#### [REQUIRED WORK]
a. Answer each question from the Infiniment book review:
(i) How many recipes and chapters does the book contain?
(ii) Under whom did Pierre Hermé apprentice?
(iii) What do the book's photographs show instead of the desserts themselves?
b. Translate this sentence from the Infiniment book review into Spanish: "He apprenticed under Gaston Lenôtre and moved on to famed patisseries Fauchon and Ladurée before starting his own brand."

── READING PASSAGE ──

Infiniment
by Pierre Hermé
Publisher: Agnès Viénot Éditions, Country: FR
ISBN: 9782353260867, Year: 2010
Link to publisher’s page or site
This review is the personal opinion of the reviewer.

Overview

Infiniment is a wonderful addition to Pierre Hermé’s growing bibliography, with more than 100 never-before-published recipes of breakfast treats, appetizers, tarts, cakes, sundaes, and plated desserts. However, the art direction takes an approach different from his previous works, with photographs of abstract representations of the desserts instead of helpful images of the desserts themselves. Nevertheless, the sheer breadth and imagination of the recipes is sure to please any fan of modern pastry.

Full review

Structure of the book

The book has 107 recipes in 13 chapters:
Granola (plain and Ispahan)
Yoghurt (10 variations, including Envie and Ispahan)
Hot Chocolate (9 variations, including Infiniment Vanille and Mogador)
Waffles, Crepes, and a Sandwich (3 crepe recipes, Sandwich Ispahan, and a recipe each for waffles, French toast, and pancakes)
Spreads (4 recipes, including Pâte a Tartiner Chloé and Plenitude)
Scones (3 recipes)
Cakes (4 recipes for tea cakes, including Matcha and Yuzu Cake and Cake Sarah)
Sundaes (8 recipes, including Coupe Infiniment Café and Satine)
Fruit Salads (6 recipes)
Tarts (2 base recipes and 14 variations, including Tarte Infiniment Vanille and Tarte Victoria)
Gâteaux (8 classic and signature recipes, including Arabella, Éclair Infiniment Caramel, Paris-Brest, and 2000 Feuilles)
Desserts (13 recipes, including Carré Blanc, Tiramisu, and other plated desserts)
Appetizers (17 recipes for spiced nuts, gougères, and allumettes)

About the author

Pierre Hermé, once called “The Picasso of Pastry” by Vogue USA, is one of Paris’s most celebrated patissiers. He apprenticed under Gaston Lenôtre and moved on to famed patisseries Fauchon and Ladurée before starting his own brand. He is the author of several pastry books in French, and in the US he has released two books in English: Desserts by Pierre Herme and Chocolate Desserts by Pierre Herme (both co-authored with Dorie Greenspan).

───
── ITEMS ──

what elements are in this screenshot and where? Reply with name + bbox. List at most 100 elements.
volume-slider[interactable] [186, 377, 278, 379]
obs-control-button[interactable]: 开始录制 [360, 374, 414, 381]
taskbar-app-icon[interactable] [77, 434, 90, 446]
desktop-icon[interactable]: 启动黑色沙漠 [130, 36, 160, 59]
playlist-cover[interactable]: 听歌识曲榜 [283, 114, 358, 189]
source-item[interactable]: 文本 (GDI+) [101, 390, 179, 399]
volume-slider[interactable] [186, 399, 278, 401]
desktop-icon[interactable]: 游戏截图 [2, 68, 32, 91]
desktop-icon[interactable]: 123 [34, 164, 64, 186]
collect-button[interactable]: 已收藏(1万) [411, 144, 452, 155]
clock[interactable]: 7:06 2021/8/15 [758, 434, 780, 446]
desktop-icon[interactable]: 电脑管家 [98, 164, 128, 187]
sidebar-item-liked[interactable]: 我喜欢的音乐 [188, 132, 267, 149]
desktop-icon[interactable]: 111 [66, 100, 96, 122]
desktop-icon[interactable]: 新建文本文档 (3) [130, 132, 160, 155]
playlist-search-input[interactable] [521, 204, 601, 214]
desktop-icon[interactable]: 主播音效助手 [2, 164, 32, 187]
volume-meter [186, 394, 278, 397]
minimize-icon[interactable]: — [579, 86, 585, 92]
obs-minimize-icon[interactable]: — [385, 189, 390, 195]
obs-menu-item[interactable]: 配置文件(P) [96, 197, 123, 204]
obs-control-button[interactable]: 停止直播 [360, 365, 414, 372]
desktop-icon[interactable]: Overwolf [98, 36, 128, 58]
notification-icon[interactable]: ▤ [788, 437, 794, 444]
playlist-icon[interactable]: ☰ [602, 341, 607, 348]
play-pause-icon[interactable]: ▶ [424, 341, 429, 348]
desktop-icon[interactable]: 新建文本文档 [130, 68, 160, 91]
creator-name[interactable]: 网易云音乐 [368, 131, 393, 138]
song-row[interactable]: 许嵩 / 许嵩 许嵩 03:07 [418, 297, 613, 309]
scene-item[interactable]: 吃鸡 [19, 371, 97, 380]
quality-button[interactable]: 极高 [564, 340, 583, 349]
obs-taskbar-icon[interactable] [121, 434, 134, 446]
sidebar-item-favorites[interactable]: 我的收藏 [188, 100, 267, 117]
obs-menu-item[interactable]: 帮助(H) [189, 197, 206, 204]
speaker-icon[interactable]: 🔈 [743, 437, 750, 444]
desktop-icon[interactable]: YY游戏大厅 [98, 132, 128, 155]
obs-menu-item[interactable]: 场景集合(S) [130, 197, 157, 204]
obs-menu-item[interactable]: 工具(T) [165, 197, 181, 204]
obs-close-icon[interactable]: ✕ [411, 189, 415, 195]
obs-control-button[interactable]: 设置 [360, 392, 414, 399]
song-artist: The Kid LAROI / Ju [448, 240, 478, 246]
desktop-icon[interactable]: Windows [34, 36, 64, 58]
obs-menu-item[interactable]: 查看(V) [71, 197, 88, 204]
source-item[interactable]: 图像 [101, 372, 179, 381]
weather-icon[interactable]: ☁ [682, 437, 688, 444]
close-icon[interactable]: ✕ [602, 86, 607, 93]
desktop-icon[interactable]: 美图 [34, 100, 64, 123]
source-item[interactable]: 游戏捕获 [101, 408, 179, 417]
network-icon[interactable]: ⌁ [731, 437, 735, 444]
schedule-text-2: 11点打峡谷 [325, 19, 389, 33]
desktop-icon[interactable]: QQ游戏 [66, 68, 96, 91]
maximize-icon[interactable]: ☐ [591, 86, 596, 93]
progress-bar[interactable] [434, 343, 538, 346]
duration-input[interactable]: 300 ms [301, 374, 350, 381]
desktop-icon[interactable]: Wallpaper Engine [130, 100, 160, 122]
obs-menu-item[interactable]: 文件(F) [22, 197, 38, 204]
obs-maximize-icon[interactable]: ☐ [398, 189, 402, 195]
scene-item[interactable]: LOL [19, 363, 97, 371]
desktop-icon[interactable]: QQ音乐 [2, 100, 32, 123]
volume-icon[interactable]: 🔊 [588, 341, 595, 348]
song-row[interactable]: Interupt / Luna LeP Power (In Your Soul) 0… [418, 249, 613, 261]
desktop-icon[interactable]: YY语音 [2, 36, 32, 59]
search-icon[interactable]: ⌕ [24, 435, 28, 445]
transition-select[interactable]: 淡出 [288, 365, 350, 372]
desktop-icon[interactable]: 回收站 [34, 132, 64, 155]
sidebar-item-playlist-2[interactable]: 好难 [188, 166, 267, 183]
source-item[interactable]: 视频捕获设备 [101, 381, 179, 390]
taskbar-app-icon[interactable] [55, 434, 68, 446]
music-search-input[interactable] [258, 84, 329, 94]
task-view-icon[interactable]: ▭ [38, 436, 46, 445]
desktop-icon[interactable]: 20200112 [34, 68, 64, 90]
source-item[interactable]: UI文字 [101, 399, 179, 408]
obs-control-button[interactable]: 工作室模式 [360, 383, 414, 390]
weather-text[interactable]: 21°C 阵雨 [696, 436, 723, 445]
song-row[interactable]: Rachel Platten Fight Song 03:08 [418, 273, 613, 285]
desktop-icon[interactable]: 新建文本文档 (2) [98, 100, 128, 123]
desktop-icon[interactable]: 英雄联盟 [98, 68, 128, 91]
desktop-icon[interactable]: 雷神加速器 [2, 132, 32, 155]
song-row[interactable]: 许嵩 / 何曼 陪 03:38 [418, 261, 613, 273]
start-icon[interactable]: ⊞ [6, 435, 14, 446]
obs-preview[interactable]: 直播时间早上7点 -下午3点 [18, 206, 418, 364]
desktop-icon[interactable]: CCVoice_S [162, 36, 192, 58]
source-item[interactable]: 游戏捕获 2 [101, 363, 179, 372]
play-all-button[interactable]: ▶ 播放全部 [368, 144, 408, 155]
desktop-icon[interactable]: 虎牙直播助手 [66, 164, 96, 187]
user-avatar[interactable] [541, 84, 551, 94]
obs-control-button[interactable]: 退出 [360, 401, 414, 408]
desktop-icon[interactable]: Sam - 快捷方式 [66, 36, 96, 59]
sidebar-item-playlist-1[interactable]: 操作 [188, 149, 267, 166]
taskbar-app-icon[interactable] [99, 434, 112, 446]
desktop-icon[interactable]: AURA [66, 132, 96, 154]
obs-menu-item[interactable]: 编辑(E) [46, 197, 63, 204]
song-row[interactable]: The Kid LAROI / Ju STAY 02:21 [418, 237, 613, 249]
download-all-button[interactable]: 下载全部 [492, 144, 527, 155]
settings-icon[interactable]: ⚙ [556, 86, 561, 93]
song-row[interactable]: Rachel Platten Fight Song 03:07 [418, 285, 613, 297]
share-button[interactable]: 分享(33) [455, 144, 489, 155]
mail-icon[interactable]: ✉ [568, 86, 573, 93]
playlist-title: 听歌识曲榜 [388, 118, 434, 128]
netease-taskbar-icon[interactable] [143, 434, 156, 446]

───

#### [ANSWERS IN ORDER]
a.
(i) 107 recipes in 13 chapters
(ii) Gaston Lenôtre
(iii) Abstract representations of the desserts

b. Fue aprendiz de Gaston Lenôtre y después pasó a las famosas pastelerías Fauchon y Ladurée antes de fundar su propia marca.